- _Written exercise_
Will you print the material below without altering a single character?

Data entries
▽
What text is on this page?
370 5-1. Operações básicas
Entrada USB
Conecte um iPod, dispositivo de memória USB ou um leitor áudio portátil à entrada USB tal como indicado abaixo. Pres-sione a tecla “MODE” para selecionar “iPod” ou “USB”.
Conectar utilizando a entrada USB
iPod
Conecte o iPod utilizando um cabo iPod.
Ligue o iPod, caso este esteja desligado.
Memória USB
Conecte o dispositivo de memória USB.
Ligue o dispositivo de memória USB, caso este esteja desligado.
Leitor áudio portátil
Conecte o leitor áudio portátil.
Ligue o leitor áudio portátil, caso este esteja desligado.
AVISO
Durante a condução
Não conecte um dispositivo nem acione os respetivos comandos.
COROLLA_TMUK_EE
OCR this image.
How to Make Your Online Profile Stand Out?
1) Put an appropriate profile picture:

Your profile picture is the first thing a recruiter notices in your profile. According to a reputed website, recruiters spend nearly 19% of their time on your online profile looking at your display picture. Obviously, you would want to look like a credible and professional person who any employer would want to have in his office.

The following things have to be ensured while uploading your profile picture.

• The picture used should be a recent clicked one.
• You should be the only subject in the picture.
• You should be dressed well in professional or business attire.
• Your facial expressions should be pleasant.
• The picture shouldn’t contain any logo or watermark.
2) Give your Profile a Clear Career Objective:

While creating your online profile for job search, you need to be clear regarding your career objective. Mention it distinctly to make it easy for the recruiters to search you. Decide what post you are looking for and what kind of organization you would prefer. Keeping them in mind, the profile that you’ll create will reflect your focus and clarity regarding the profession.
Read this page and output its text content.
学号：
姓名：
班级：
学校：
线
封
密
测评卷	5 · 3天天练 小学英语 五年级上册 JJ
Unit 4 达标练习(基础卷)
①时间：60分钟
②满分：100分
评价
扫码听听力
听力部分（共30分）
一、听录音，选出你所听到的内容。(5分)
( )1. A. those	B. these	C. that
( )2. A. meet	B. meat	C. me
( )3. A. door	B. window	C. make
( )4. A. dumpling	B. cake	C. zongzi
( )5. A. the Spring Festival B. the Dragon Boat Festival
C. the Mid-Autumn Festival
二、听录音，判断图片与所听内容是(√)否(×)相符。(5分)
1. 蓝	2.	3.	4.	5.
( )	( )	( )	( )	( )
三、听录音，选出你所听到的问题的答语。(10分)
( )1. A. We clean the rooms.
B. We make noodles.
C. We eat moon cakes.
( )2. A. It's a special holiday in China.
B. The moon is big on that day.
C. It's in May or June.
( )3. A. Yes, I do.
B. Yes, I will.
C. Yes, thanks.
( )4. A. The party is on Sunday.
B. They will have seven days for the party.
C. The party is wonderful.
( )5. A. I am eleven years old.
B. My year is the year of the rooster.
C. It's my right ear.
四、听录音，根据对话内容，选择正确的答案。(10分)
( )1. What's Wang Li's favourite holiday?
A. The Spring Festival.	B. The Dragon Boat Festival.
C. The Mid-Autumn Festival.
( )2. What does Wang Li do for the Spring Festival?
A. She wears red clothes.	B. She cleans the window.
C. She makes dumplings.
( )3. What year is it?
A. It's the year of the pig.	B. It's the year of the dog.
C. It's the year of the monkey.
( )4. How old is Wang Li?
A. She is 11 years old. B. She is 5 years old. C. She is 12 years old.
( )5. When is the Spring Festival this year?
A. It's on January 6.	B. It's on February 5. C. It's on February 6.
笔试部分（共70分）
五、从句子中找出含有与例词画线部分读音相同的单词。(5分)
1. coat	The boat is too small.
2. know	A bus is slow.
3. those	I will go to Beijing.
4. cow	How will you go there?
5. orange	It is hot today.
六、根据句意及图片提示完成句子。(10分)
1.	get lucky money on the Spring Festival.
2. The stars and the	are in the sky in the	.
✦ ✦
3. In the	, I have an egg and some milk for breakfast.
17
△
- _Complete output_
What text is on this page?
370 5-1. Operações básicas
Entrada USB
Conecte um iPod, dispositivo de memória USB ou um leitor áudio portátil à entrada USB tal como indicado abaixo. Pres-sione a tecla “MODE” para selecionar “iPod” ou “USB”.
Conectar utilizando a entrada USB
iPod
Conecte o iPod utilizando um cabo iPod.
Ligue o iPod, caso este esteja desligado.
Memória USB
Conecte o dispositivo de memória USB.
Ligue o dispositivo de memória USB, caso este esteja desligado.
Leitor áudio portátil
Conecte o leitor áudio portátil.
Ligue o leitor áudio portátil, caso este esteja desligado.
AVISO
Durante a condução
Não conecte um dispositivo nem acione os respetivos comandos.
COROLLA_TMUK_EE
OCR this image.
How to Make Your Online Profile Stand Out?
1) Put an appropriate profile picture:

Your profile picture is the first thing a recruiter notices in your profile. According to a reputed website, recruiters spend nearly 19% of their time on your online profile looking at your display picture. Obviously, you would want to look like a credible and professional person who any employer would want to have in his office.

The following things have to be ensured while uploading your profile picture.

• The picture used should be a recent clicked one.
• You should be the only subject in the picture.
• You should be dressed well in professional or business attire.
• Your facial expressions should be pleasant.
• The picture shouldn’t contain any logo or watermark.
2) Give your Profile a Clear Career Objective:

While creating your online profile for job search, you need to be clear regarding your career objective. Mention it distinctly to make it easy for the recruiters to search you. Decide what post you are looking for and what kind of organization you would prefer. Keeping them in mind, the profile that you’ll create will reflect your focus and clarity regarding the profession.
Read this page and output its text content.
学号：
姓名：
班级：
学校：
线
封
密
测评卷	5 · 3天天练 小学英语 五年级上册 JJ
Unit 4 达标练习(基础卷)
①时间：60分钟
②满分：100分
评价
扫码听听力
听力部分（共30分）
一、听录音，选出你所听到的内容。(5分)
( )1. A. those	B. these	C. that
( )2. A. meet	B. meat	C. me
( )3. A. door	B. window	C. make
( )4. A. dumpling	B. cake	C. zongzi
( )5. A. the Spring Festival B. the Dragon Boat Festival
C. the Mid-Autumn Festival
二、听录音，判断图片与所听内容是(√)否(×)相符。(5分)
1. 蓝	2.	3.	4.	5.
( )	( )	( )	( )	( )
三、听录音，选出你所听到的问题的答语。(10分)
( )1. A. We clean the rooms.
B. We make noodles.
C. We eat moon cakes.
( )2. A. It's a special holiday in China.
B. The moon is big on that day.
C. It's in May or June.
( )3. A. Yes, I do.
B. Yes, I will.
C. Yes, thanks.
( )4. A. The party is on Sunday.
B. They will have seven days for the party.
C. The party is wonderful.
( )5. A. I am eleven years old.
B. My year is the year of the rooster.
C. It's my right ear.
四、听录音，根据对话内容，选择正确的答案。(10分)
( )1. What's Wang Li's favourite holiday?
A. The Spring Festival.	B. The Dragon Boat Festival.
C. The Mid-Autumn Festival.
( )2. What does Wang Li do for the Spring Festival?
A. She wears red clothes.	B. She cleans the window.
C. She makes dumplings.
( )3. What year is it?
A. It's the year of the pig.	B. It's the year of the dog.
C. It's the year of the monkey.
( )4. How old is Wang Li?
A. She is 11 years old. B. She is 5 years old. C. She is 12 years old.
( )5. When is the Spring Festival this year?
A. It's on January 6.	B. It's on February 5. C. It's on February 6.
笔试部分（共70分）
五、从句子中找出含有与例词画线部分读音相同的单词。(5分)
1. coat	The boat is too small.
2. know	A bus is slow.
3. those	I will go to Beijing.
4. cow	How will you go there?
5. orange	It is hot today.
六、根据句意及图片提示完成句子。(10分)
1.	get lucky money on the Spring Festival.
2. The stars and the	are in the sky in the	.
✦ ✦
3. In the	, I have an egg and some milk for breakfast.
17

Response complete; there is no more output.